[START EXERCISE INPUT]
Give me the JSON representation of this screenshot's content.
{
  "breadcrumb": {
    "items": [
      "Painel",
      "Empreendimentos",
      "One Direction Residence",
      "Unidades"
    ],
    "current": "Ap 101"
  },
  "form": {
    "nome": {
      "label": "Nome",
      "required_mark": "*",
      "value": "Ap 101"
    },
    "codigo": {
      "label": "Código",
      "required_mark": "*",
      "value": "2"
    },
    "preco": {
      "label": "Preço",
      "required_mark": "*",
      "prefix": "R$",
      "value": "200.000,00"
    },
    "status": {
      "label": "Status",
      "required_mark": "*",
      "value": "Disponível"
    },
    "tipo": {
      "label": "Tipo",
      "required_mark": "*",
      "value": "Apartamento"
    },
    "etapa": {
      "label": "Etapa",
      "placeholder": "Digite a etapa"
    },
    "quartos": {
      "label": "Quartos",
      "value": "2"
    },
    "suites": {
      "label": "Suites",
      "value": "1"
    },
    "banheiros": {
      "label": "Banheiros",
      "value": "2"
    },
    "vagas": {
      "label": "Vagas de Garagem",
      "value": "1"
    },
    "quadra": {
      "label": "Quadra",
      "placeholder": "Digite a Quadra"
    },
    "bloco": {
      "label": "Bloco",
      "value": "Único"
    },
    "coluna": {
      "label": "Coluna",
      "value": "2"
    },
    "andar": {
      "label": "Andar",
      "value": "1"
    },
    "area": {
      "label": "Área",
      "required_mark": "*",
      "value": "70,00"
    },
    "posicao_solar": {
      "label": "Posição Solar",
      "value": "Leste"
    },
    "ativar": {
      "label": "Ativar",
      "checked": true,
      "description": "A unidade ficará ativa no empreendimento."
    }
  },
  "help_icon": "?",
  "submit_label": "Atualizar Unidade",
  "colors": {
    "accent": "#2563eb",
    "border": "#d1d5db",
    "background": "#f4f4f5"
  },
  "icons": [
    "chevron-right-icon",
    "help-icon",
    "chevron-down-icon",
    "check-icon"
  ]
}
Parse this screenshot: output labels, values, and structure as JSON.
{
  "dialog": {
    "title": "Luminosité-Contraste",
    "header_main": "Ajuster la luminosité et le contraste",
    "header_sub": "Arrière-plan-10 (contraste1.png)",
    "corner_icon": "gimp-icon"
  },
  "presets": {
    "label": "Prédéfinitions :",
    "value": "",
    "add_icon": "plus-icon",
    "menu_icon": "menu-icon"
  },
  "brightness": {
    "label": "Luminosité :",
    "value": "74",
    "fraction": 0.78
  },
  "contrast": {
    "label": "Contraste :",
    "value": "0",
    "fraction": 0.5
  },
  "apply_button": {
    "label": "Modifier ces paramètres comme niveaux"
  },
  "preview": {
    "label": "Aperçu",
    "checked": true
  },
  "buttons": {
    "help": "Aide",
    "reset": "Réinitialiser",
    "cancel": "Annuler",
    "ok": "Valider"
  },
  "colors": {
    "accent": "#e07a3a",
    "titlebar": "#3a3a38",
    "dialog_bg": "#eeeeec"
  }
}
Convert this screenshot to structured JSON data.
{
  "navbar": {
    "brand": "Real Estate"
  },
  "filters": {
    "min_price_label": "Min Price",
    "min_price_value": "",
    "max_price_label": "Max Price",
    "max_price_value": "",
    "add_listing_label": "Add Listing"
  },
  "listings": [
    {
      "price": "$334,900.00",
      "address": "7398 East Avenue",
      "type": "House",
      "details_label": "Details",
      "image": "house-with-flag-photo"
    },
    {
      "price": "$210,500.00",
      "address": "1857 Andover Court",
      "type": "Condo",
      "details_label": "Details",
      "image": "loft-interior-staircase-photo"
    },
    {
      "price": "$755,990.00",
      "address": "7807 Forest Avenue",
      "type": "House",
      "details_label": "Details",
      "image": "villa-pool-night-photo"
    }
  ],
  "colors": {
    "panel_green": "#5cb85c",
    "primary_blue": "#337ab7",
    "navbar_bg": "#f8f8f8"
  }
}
[END EXERCISE INPUT]
> **PROBLEM REQUIREMENTS**
Copy out the material word for word and line for line.

> **RESPONSE TO THE TASK**
Give me the JSON representation of this screenshot's content.
{
  "breadcrumb": {
    "items": [
      "Painel",
      "Empreendimentos",
      "One Direction Residence",
      "Unidades"
    ],
    "current": "Ap 101"
  },
  "form": {
    "nome": {
      "label": "Nome",
      "required_mark": "*",
      "value": "Ap 101"
    },
    "codigo": {
      "label": "Código",
      "required_mark": "*",
      "value": "2"
    },
    "preco": {
      "label": "Preço",
      "required_mark": "*",
      "prefix": "R$",
      "value": "200.000,00"
    },
    "status": {
      "label": "Status",
      "required_mark": "*",
      "value": "Disponível"
    },
    "tipo": {
      "label": "Tipo",
      "required_mark": "*",
      "value": "Apartamento"
    },
    "etapa": {
      "label": "Etapa",
      "placeholder": "Digite a etapa"
    },
    "quartos": {
      "label": "Quartos",
      "value": "2"
    },
    "suites": {
      "label": "Suites",
      "value": "1"
    },
    "banheiros": {
      "label": "Banheiros",
      "value": "2"
    },
    "vagas": {
      "label": "Vagas de Garagem",
      "value": "1"
    },
    "quadra": {
      "label": "Quadra",
      "placeholder": "Digite a Quadra"
    },
    "bloco": {
      "label": "Bloco",
      "value": "Único"
    },
    "coluna": {
      "label": "Coluna",
      "value": "2"
    },
    "andar": {
      "label": "Andar",
      "value": "1"
    },
    "area": {
      "label": "Área",
      "required_mark": "*",
      "value": "70,00"
    },
    "posicao_solar": {
      "label": "Posição Solar",
      "value": "Leste"
    },
    "ativar": {
      "label": "Ativar",
      "checked": true,
      "description": "A unidade ficará ativa no empreendimento."
    }
  },
  "help_icon": "?",
  "submit_label": "Atualizar Unidade",
  "colors": {
    "accent": "#2563eb",
    "border": "#d1d5db",
    "background": "#f4f4f5"
  },
  "icons": [
    "chevron-right-icon",
    "help-icon",
    "chevron-down-icon",
    "check-icon"
  ]
}
Parse this screenshot: output labels, values, and structure as JSON.
{
  "dialog": {
    "title": "Luminosité-Contraste",
    "header_main": "Ajuster la luminosité et le contraste",
    "header_sub": "Arrière-plan-10 (contraste1.png)",
    "corner_icon": "gimp-icon"
  },
  "presets": {
    "label": "Prédéfinitions :",
    "value": "",
    "add_icon": "plus-icon",
    "menu_icon": "menu-icon"
  },
  "brightness": {
    "label": "Luminosité :",
    "value": "74",
    "fraction": 0.78
  },
  "contrast": {
    "label": "Contraste :",
    "value": "0",
    "fraction": 0.5
  },
  "apply_button": {
    "label": "Modifier ces paramètres comme niveaux"
  },
  "preview": {
    "label": "Aperçu",
    "checked": true
  },
  "buttons": {
    "help": "Aide",
    "reset": "Réinitialiser",
    "cancel": "Annuler",
    "ok": "Valider"
  },
  "colors": {
    "accent": "#e07a3a",
    "titlebar": "#3a3a38",
    "dialog_bg": "#eeeeec"
  }
}
Convert this screenshot to structured JSON data.
{
  "navbar": {
    "brand": "Real Estate"
  },
  "filters": {
    "min_price_label": "Min Price",
    "min_price_value": "",
    "max_price_label": "Max Price",
    "max_price_value": "",
    "add_listing_label": "Add Listing"
  },
  "listings": [
    {
      "price": "$334,900.00",
      "address": "7398 East Avenue",
      "type": "House",
      "details_label": "Details",
      "image": "house-with-flag-photo"
    },
    {
      "price": "$210,500.00",
      "address": "1857 Andover Court",
      "type": "Condo",
      "details_label": "Details",
      "image": "loft-interior-staircase-photo"
    },
    {
      "price": "$755,990.00",
      "address": "7807 Forest Avenue",
      "type": "House",
      "details_label": "Details",
      "image": "villa-pool-night-photo"
    }
  ],
  "colors": {
    "panel_green": "#5cb85c",
    "primary_blue": "#337ab7",
    "navbar_bg": "#f8f8f8"
  }
}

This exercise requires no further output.